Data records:
- - -
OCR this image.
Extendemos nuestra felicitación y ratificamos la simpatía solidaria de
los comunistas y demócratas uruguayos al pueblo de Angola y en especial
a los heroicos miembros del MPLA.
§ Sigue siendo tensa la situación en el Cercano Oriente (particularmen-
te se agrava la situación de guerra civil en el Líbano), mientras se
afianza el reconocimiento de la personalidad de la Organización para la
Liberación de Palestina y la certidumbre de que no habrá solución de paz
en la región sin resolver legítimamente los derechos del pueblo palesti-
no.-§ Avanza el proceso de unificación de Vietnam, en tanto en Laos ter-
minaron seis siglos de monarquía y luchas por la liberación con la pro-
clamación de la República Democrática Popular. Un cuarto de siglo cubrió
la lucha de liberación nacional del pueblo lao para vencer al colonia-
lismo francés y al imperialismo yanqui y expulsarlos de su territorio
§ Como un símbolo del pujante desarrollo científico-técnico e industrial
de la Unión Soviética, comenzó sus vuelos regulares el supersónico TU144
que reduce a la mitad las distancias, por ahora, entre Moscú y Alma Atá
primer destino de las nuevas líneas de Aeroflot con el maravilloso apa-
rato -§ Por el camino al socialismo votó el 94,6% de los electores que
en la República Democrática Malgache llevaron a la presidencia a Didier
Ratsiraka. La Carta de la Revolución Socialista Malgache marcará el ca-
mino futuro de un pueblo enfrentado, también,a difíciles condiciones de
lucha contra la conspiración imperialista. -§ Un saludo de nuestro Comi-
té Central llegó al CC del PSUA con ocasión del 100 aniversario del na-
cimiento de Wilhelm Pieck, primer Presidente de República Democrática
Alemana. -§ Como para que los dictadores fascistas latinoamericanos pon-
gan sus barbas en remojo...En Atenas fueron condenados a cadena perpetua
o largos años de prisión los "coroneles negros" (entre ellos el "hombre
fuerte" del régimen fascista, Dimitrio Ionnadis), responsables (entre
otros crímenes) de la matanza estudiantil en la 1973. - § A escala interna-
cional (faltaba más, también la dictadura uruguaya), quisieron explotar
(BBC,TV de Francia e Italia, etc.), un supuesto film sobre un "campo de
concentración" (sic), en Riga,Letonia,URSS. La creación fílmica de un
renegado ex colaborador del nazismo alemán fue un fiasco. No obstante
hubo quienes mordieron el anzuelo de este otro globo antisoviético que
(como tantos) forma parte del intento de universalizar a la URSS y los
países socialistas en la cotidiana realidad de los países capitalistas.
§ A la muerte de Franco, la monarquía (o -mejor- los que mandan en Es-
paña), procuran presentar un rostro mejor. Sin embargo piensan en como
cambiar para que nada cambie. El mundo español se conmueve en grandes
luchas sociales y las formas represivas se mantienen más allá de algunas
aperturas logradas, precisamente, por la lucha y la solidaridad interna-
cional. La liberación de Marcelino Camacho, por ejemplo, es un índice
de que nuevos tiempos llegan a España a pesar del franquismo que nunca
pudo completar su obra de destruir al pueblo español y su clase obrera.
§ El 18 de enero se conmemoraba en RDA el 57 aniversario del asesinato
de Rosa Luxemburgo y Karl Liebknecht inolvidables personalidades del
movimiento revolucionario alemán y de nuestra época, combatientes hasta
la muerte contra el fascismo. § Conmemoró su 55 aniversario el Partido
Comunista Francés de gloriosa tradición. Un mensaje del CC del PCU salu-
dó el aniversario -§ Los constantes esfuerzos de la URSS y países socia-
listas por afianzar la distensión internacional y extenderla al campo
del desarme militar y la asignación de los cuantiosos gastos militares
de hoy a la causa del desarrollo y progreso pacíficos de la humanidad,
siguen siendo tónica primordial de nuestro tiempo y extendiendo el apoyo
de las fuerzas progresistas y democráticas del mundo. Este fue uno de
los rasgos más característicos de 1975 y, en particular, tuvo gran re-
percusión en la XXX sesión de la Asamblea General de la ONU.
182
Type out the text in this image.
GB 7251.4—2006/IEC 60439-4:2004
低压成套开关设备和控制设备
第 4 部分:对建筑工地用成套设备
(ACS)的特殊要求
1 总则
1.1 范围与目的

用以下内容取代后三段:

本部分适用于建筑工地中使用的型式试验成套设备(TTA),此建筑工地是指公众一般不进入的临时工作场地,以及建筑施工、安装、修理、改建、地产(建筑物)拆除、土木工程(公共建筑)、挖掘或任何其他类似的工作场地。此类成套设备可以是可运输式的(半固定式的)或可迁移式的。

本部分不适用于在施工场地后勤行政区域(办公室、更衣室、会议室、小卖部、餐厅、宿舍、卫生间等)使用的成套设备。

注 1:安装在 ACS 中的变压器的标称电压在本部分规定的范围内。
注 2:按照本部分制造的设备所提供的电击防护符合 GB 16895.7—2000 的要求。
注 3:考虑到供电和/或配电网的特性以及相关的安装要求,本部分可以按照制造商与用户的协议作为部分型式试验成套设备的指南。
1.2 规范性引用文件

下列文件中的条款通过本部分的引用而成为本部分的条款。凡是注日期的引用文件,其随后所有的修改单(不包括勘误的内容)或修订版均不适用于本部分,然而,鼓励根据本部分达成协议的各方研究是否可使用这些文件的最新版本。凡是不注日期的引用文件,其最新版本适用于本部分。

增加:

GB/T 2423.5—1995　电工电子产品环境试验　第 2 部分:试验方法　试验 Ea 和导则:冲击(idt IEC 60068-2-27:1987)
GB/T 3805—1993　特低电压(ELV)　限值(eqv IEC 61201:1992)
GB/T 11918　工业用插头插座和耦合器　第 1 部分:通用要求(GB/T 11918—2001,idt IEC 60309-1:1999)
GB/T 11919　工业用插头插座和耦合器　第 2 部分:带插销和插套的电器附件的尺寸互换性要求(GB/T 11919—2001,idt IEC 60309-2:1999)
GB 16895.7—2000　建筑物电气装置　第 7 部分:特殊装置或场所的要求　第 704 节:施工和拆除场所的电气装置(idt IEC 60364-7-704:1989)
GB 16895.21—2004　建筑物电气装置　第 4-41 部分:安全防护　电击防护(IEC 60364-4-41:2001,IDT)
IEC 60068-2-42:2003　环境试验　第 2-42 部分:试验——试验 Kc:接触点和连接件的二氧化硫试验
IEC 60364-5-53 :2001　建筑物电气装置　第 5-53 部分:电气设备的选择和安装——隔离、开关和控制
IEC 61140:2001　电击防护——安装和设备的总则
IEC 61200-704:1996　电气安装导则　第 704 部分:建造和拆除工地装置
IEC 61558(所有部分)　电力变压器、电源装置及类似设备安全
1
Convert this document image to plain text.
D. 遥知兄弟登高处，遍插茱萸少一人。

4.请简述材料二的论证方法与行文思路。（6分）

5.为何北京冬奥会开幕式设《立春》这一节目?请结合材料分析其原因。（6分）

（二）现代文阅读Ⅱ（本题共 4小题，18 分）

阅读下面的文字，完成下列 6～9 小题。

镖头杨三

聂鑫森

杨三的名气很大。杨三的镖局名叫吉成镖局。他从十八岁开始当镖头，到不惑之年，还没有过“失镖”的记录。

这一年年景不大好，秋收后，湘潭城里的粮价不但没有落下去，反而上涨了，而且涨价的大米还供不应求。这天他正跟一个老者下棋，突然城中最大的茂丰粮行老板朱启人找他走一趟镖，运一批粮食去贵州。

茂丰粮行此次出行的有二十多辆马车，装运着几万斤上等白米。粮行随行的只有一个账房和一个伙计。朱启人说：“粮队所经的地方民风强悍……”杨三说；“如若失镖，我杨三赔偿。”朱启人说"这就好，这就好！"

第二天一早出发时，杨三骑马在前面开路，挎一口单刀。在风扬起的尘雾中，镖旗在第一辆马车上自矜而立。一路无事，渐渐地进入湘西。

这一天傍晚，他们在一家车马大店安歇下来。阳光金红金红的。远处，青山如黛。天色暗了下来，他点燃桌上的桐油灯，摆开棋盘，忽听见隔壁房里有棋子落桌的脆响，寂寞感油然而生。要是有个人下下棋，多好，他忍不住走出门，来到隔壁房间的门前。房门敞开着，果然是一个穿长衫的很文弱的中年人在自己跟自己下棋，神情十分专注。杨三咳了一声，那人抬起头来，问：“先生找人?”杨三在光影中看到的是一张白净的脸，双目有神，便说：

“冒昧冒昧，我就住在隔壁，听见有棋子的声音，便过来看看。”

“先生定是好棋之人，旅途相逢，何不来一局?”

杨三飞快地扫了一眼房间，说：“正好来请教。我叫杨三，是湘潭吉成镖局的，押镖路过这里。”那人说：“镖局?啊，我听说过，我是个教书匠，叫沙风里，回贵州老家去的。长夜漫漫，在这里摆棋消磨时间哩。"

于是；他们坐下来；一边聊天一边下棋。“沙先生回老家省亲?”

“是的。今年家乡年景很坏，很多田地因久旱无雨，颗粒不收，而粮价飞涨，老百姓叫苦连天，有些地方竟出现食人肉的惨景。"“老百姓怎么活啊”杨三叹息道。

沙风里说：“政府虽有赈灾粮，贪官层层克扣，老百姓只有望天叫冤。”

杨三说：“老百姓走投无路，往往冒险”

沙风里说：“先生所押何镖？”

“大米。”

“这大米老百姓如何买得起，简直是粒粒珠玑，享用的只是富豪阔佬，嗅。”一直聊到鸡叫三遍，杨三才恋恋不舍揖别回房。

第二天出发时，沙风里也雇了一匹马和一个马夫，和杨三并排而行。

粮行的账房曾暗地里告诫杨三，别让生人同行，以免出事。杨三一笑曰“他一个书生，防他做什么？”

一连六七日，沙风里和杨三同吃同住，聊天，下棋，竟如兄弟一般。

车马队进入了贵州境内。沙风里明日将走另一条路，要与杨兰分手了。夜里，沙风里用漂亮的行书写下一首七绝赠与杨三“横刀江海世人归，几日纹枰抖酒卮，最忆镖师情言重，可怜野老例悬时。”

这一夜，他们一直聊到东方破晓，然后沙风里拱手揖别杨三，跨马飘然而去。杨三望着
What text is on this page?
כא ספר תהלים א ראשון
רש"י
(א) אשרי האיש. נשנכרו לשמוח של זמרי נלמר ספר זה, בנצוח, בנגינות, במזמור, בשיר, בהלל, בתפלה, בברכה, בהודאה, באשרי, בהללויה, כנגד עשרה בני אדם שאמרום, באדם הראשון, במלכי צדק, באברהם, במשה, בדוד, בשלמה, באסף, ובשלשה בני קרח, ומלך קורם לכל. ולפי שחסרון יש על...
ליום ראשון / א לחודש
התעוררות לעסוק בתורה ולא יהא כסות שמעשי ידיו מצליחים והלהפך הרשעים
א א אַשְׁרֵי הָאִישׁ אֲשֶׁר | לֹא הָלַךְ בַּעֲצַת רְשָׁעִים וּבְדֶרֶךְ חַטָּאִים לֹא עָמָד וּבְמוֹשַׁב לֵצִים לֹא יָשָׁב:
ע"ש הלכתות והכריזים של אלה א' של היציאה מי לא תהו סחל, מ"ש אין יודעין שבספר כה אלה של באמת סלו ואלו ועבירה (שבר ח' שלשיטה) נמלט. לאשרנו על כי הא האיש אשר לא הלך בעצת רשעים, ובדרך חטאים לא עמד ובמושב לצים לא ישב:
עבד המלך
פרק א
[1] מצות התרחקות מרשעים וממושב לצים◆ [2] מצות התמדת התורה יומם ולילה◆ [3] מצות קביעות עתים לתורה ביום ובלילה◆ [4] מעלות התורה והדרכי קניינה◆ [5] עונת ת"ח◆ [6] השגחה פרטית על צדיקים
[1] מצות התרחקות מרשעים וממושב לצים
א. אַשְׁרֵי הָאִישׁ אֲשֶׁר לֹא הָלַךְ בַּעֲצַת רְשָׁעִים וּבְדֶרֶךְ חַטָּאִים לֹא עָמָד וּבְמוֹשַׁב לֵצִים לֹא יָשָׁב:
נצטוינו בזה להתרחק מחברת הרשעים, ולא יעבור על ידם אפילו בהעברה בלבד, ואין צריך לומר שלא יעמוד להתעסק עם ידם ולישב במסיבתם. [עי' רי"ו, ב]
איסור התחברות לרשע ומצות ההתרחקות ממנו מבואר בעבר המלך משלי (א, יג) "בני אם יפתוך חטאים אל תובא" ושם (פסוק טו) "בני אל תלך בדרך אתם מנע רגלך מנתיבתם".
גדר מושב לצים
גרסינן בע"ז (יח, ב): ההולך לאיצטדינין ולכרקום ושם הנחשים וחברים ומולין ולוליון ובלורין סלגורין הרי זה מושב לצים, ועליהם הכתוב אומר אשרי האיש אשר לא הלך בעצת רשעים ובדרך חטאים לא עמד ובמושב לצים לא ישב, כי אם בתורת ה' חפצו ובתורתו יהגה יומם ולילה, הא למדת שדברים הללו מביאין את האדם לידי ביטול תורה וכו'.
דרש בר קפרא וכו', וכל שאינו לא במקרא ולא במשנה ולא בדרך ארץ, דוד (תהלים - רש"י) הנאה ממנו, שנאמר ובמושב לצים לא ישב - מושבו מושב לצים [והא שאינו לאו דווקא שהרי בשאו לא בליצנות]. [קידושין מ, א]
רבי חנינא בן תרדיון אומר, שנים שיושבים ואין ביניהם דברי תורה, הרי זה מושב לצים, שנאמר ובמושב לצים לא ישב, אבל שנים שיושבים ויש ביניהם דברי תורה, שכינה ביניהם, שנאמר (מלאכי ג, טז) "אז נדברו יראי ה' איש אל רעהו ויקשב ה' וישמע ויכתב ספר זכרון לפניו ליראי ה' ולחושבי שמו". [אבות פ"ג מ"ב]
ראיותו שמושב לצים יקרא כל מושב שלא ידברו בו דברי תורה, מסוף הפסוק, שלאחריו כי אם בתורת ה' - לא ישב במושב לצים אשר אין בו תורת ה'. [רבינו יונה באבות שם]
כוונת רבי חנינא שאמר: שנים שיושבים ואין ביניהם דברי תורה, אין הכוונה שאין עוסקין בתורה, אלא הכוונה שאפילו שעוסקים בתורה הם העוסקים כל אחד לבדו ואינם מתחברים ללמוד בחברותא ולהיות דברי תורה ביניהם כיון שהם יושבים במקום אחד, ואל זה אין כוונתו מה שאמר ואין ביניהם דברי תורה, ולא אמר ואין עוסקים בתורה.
- - -
**THE TASK:**
Gather every line from the listing above in which the word "siendo" appears.

**REPLY TO THE EXERCISE:**
§ Sigue siendo tensa la situación en el Cercano Oriente (particularmen-
siguen siendo tónica primordial de nuestro tiempo y extendiendo el apoyo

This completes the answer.